▸ PROBLEM REQUIREMENTS
In the entries below, count every line with the string "新时期产业工人队伍建设改革方案". State the count and nothing else.

(Records excerpted from a collection)

-------------------------

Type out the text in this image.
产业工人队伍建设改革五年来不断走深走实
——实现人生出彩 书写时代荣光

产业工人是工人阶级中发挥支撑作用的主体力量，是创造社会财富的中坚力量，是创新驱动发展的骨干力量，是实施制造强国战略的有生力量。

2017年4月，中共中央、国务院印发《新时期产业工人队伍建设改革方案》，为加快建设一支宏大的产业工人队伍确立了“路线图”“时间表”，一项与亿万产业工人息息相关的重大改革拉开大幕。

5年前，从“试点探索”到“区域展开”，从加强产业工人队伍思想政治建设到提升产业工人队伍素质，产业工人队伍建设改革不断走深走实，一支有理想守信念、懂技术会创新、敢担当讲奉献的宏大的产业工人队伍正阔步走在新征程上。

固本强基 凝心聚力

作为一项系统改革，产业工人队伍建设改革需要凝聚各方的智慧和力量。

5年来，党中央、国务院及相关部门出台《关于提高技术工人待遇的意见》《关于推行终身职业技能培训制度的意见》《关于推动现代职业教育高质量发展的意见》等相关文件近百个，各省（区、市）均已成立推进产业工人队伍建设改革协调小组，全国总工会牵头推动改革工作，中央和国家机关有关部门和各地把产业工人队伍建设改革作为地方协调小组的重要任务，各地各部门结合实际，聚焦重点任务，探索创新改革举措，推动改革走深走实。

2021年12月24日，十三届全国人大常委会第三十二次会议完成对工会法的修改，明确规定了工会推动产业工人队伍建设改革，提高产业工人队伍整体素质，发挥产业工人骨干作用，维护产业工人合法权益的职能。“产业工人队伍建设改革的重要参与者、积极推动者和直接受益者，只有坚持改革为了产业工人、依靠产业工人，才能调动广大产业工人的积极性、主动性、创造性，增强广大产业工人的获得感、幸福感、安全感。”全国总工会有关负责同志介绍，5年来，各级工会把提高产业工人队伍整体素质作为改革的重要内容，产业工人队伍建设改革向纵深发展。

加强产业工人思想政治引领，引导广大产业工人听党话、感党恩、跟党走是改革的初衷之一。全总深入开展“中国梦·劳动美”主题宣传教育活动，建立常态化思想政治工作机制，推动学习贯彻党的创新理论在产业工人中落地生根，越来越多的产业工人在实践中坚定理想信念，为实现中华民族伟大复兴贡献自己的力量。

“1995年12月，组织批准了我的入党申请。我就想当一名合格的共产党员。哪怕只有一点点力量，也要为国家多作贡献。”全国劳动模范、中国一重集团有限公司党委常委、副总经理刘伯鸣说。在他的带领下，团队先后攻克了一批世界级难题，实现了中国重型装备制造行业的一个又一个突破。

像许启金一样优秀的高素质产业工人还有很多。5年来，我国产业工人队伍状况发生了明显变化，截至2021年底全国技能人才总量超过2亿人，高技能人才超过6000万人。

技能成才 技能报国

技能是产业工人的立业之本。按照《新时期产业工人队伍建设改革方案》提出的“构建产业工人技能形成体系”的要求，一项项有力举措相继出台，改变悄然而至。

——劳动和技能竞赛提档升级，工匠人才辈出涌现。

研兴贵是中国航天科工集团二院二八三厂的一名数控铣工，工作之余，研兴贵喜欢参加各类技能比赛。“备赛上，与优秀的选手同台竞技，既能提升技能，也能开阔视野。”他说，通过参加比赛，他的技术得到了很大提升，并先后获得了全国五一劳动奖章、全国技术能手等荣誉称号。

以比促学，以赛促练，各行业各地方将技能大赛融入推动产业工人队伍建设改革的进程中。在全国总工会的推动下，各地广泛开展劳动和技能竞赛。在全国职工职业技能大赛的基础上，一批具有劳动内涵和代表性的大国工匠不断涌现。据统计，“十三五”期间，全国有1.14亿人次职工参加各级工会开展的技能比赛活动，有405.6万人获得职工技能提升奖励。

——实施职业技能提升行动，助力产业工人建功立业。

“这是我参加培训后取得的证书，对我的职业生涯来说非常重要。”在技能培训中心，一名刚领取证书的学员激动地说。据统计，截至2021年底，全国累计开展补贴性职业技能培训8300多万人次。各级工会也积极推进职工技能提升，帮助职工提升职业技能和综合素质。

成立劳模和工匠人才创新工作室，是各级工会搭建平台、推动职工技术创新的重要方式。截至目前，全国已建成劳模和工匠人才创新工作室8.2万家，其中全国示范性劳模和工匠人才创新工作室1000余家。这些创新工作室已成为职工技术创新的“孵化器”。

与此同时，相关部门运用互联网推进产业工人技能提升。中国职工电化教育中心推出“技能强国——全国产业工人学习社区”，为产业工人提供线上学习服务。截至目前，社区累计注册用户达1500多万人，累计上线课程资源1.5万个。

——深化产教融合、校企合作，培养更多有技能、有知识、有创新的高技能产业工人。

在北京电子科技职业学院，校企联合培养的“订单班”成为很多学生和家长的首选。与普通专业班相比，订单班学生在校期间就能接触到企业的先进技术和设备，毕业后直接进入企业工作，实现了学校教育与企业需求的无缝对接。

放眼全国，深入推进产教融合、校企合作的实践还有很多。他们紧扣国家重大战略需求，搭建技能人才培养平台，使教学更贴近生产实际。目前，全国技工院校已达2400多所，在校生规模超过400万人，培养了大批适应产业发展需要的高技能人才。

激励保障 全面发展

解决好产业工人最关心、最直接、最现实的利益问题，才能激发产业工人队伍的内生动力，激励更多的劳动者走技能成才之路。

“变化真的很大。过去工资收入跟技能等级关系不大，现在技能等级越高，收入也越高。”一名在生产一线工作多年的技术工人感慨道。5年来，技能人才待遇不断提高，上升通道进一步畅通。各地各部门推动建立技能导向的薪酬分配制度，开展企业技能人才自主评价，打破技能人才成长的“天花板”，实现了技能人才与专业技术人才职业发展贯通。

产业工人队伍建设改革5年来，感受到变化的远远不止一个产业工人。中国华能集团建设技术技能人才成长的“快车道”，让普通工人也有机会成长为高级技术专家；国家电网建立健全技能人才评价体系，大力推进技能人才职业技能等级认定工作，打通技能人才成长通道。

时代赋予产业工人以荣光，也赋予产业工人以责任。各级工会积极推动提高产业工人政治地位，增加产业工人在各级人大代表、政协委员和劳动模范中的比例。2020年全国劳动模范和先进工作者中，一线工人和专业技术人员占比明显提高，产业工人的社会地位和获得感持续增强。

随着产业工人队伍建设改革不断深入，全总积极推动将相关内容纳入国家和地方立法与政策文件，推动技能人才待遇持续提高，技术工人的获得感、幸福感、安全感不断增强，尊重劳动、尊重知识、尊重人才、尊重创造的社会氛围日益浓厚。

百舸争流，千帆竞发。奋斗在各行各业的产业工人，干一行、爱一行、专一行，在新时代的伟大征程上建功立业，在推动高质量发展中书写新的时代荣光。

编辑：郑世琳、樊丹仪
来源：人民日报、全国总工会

-------------------------

▸ TASK OUTPUT
2